-- start of Data for the task --
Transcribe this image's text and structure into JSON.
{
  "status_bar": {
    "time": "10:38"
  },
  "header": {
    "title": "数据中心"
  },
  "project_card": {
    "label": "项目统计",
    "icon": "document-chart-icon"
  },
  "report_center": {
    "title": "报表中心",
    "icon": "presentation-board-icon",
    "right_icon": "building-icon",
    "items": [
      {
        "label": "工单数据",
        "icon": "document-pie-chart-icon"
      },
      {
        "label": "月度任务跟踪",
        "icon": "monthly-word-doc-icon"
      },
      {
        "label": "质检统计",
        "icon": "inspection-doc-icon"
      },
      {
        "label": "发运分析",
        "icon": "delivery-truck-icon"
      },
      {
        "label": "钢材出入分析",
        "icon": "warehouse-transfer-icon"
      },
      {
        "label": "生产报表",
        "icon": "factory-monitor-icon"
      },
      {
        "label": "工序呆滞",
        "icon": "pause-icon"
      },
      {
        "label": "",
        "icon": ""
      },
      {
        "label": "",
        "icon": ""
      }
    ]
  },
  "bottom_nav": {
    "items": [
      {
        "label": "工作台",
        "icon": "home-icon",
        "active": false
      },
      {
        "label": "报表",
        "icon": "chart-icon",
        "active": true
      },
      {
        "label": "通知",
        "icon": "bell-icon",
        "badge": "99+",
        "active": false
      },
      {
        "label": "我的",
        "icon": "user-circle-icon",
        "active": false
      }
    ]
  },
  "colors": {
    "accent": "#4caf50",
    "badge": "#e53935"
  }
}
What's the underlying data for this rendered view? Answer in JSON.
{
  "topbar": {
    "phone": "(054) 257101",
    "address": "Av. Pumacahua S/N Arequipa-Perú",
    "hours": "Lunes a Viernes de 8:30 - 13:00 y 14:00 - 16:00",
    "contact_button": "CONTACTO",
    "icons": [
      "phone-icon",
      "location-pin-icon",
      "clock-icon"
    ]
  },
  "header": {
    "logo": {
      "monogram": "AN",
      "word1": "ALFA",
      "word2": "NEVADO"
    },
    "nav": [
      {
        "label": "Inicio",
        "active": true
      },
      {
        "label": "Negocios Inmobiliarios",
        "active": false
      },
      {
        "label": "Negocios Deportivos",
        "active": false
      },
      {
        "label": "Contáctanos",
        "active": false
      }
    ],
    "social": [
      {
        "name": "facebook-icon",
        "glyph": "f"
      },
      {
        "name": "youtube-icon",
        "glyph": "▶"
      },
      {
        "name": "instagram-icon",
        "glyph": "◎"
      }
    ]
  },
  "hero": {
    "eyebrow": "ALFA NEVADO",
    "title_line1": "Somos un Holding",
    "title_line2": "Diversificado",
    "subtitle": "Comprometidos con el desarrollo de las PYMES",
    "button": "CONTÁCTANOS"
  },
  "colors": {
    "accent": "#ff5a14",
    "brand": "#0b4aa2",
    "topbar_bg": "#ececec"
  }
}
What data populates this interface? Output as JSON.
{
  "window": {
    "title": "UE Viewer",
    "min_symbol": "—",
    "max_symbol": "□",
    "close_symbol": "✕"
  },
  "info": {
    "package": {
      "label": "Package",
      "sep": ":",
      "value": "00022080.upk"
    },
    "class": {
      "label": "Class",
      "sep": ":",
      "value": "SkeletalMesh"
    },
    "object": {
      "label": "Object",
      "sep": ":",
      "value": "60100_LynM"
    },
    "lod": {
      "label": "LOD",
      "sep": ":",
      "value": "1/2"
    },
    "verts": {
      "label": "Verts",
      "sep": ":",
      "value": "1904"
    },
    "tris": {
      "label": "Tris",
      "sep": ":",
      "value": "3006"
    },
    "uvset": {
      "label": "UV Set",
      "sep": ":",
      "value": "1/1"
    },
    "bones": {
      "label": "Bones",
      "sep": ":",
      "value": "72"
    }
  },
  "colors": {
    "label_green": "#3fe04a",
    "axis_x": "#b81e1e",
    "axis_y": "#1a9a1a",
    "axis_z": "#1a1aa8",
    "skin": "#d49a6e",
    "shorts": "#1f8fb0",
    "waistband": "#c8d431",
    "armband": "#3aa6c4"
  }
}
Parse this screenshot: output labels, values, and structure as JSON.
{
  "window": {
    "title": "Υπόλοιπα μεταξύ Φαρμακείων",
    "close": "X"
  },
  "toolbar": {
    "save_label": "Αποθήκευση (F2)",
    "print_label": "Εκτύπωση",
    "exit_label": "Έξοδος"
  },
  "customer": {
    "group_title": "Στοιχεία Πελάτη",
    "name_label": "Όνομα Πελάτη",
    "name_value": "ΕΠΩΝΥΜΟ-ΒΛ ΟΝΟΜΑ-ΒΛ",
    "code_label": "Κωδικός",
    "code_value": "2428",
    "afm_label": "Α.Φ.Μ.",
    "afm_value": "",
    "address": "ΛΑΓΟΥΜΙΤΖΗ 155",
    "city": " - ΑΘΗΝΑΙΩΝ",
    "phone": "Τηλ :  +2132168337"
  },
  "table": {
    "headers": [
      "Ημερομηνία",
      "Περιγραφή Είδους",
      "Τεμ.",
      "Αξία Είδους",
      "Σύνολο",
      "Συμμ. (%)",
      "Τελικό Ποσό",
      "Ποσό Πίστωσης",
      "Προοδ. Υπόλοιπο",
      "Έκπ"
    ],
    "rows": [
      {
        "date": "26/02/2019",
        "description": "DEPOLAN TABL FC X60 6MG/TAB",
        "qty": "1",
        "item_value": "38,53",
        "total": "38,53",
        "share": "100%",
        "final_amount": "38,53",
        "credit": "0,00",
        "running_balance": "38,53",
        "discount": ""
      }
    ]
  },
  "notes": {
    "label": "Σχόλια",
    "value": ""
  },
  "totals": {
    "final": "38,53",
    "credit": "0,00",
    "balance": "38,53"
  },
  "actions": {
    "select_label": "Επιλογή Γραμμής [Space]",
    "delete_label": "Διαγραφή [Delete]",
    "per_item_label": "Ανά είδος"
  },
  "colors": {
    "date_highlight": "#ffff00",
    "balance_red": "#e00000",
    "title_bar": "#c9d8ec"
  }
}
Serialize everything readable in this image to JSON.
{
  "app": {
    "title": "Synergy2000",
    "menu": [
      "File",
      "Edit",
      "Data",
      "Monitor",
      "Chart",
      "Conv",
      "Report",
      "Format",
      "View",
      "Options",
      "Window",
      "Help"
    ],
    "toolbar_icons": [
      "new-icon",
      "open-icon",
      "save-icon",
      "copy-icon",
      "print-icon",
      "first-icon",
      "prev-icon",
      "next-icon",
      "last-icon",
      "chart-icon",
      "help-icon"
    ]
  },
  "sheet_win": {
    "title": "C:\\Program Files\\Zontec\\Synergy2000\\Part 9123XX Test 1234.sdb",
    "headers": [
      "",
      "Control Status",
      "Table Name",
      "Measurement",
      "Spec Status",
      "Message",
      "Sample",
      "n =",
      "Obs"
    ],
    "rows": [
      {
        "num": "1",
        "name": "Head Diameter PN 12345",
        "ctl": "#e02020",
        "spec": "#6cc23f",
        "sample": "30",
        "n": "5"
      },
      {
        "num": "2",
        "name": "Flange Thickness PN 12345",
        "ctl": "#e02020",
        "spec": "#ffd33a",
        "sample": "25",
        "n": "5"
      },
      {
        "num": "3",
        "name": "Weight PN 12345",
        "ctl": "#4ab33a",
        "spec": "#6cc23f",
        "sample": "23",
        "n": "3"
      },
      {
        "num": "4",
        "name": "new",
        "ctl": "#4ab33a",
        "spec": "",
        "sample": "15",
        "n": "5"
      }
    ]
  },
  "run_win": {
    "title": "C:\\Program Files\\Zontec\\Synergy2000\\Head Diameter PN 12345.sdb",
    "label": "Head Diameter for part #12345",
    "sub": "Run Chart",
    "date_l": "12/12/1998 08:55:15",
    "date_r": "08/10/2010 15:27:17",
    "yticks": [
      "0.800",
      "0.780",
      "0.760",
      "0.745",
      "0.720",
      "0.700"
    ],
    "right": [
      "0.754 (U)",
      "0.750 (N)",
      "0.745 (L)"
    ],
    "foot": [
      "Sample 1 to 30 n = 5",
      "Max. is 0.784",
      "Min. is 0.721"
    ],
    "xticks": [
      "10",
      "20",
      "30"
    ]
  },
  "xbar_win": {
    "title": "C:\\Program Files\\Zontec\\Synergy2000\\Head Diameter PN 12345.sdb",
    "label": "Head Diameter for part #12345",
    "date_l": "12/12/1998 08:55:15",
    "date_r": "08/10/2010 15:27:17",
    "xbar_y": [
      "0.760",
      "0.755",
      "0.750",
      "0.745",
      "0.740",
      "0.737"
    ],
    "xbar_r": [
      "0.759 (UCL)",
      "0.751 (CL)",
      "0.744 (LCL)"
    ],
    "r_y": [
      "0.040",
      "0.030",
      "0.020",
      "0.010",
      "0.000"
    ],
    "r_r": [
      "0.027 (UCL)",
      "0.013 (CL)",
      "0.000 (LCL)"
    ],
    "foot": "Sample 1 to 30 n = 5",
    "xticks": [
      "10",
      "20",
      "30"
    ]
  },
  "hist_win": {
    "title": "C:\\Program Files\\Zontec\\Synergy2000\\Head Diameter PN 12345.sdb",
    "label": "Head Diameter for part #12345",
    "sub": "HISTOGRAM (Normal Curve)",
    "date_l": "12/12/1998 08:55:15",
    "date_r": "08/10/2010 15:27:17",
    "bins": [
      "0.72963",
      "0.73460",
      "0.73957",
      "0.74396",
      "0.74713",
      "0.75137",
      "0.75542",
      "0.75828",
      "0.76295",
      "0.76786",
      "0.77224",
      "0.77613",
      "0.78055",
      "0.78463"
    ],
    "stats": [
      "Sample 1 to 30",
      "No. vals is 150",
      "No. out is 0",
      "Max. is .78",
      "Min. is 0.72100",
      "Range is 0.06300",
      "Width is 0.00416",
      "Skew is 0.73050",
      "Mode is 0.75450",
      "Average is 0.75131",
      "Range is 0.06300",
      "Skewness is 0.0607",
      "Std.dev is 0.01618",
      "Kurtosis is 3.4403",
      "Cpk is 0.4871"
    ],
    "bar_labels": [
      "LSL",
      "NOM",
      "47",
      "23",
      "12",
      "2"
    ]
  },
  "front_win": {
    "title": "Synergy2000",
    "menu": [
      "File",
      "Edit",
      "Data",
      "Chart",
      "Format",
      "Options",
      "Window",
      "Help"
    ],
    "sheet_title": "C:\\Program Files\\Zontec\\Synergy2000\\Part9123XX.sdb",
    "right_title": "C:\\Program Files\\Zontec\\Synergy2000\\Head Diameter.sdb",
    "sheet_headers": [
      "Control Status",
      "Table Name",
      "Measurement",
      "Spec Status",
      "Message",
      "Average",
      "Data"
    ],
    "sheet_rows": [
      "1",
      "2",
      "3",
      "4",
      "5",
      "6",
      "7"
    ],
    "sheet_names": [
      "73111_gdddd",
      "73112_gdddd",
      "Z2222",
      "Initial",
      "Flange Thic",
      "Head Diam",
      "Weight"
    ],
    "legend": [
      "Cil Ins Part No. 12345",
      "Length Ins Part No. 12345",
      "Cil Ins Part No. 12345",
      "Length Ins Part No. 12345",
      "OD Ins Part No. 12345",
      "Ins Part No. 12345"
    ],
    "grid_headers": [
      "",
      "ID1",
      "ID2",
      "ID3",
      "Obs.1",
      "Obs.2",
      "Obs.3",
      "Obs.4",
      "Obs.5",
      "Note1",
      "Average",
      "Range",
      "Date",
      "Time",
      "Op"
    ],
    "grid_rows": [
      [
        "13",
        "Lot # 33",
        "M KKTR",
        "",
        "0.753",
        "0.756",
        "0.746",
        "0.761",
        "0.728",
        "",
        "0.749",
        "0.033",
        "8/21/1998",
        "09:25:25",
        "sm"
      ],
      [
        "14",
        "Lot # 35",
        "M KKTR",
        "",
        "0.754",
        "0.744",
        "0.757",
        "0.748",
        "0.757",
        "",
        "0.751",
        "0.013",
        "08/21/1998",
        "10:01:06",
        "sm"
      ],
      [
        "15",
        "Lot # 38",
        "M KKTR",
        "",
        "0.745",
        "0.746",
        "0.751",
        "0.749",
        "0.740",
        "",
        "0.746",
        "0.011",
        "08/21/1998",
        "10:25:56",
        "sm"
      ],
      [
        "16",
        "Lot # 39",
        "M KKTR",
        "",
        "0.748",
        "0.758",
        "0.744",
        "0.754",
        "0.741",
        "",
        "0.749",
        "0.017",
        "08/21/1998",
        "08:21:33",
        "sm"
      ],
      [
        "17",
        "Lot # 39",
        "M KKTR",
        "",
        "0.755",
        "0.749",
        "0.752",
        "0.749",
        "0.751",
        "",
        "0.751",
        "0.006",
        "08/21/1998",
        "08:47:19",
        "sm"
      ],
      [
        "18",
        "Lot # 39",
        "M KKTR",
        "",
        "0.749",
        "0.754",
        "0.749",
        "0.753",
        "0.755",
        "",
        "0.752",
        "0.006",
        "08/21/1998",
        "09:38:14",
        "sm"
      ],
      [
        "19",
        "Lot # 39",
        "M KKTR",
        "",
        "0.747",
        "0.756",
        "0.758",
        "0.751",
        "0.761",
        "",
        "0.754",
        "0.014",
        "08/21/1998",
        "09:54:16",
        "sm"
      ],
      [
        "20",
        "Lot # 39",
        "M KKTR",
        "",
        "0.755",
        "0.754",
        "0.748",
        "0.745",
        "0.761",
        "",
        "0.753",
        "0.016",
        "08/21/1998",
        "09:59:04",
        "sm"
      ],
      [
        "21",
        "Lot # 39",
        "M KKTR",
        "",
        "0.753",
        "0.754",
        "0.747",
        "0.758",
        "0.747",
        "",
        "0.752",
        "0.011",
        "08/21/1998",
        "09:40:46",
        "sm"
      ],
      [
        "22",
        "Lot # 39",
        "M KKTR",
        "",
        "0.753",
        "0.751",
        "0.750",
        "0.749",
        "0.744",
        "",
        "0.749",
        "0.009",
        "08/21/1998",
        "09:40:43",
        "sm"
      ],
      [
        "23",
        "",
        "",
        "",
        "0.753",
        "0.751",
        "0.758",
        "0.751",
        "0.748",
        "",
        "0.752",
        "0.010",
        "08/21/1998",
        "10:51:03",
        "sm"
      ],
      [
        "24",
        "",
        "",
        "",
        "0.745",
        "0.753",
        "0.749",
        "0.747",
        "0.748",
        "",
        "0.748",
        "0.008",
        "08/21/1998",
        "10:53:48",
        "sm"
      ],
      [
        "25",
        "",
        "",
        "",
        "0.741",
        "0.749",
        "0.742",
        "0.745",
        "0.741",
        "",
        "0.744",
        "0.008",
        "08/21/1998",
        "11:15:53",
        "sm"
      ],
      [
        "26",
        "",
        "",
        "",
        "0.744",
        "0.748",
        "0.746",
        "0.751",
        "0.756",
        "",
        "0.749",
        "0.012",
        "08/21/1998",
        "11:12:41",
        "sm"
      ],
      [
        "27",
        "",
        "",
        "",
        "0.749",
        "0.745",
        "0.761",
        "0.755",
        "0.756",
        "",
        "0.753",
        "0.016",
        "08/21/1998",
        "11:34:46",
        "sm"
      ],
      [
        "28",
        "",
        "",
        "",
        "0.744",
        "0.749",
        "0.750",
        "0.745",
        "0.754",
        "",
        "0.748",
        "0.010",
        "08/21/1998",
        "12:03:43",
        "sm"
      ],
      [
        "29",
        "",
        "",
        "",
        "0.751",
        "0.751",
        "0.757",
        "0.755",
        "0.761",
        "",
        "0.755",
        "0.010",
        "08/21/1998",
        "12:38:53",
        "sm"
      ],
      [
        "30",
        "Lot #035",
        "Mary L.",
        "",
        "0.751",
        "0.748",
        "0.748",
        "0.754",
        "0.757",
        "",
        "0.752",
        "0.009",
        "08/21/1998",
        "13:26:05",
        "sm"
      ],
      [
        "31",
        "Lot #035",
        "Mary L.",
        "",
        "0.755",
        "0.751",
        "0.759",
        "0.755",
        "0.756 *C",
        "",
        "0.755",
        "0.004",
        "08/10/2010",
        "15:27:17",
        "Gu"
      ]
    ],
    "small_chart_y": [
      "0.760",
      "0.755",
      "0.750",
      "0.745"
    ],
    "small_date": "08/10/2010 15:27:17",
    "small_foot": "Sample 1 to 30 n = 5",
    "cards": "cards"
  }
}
-- end of Data for the task --
- **Exercise**
Filter the records above for lines containing the word "structure", and copy those lines.

- **Task solution**
Transcribe this image's text and structure into JSON.
Parse this screenshot: output labels, values, and structure as JSON.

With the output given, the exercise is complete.